*Data entries*.

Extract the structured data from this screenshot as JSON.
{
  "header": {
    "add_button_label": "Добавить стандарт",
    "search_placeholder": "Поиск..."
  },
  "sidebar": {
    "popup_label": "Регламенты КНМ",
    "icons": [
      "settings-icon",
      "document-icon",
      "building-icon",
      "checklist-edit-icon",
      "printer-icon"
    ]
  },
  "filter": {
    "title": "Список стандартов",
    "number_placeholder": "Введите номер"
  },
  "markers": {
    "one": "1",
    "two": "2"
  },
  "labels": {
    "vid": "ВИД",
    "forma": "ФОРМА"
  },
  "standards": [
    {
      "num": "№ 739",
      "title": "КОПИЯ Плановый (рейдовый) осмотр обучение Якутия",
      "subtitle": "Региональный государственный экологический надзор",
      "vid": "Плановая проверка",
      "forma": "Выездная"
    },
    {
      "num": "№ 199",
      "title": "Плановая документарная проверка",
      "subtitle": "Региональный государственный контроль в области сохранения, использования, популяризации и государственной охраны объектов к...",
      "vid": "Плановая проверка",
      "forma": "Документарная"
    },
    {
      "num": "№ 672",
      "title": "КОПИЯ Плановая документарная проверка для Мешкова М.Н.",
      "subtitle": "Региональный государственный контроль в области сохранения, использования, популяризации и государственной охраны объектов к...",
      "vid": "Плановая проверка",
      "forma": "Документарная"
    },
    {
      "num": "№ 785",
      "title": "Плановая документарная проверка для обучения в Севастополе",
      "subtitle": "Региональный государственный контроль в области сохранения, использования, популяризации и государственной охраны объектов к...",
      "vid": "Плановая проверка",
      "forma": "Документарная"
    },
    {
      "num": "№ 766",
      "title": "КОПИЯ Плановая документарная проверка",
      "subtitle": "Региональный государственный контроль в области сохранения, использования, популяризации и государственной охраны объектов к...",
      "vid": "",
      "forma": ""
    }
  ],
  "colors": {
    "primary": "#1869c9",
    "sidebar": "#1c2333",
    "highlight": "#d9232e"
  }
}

*Your instructions*. Extract each entry in full and write it down exactly.

*Answer to the problem*.
Extract the structured data from this screenshot as JSON.
{
  "header": {
    "add_button_label": "Добавить стандарт",
    "search_placeholder": "Поиск..."
  },
  "sidebar": {
    "popup_label": "Регламенты КНМ",
    "icons": [
      "settings-icon",
      "document-icon",
      "building-icon",
      "checklist-edit-icon",
      "printer-icon"
    ]
  },
  "filter": {
    "title": "Список стандартов",
    "number_placeholder": "Введите номер"
  },
  "markers": {
    "one": "1",
    "two": "2"
  },
  "labels": {
    "vid": "ВИД",
    "forma": "ФОРМА"
  },
  "standards": [
    {
      "num": "№ 739",
      "title": "КОПИЯ Плановый (рейдовый) осмотр обучение Якутия",
      "subtitle": "Региональный государственный экологический надзор",
      "vid": "Плановая проверка",
      "forma": "Выездная"
    },
    {
      "num": "№ 199",
      "title": "Плановая документарная проверка",
      "subtitle": "Региональный государственный контроль в области сохранения, использования, популяризации и государственной охраны объектов к...",
      "vid": "Плановая проверка",
      "forma": "Документарная"
    },
    {
      "num": "№ 672",
      "title": "КОПИЯ Плановая документарная проверка для Мешкова М.Н.",
      "subtitle": "Региональный государственный контроль в области сохранения, использования, популяризации и государственной охраны объектов к...",
      "vid": "Плановая проверка",
      "forma": "Документарная"
    },
    {
      "num": "№ 785",
      "title": "Плановая документарная проверка для обучения в Севастополе",
      "subtitle": "Региональный государственный контроль в области сохранения, использования, популяризации и государственной охраны объектов к...",
      "vid": "Плановая проверка",
      "forma": "Документарная"
    },
    {
      "num": "№ 766",
      "title": "КОПИЯ Плановая документарная проверка",
      "subtitle": "Региональный государственный контроль в области сохранения, использования, популяризации и государственной охраны объектов к...",
      "vid": "",
      "forma": ""
    }
  ],
  "colors": {
    "primary": "#1869c9",
    "sidebar": "#1c2333",
    "highlight": "#d9232e"
  }
}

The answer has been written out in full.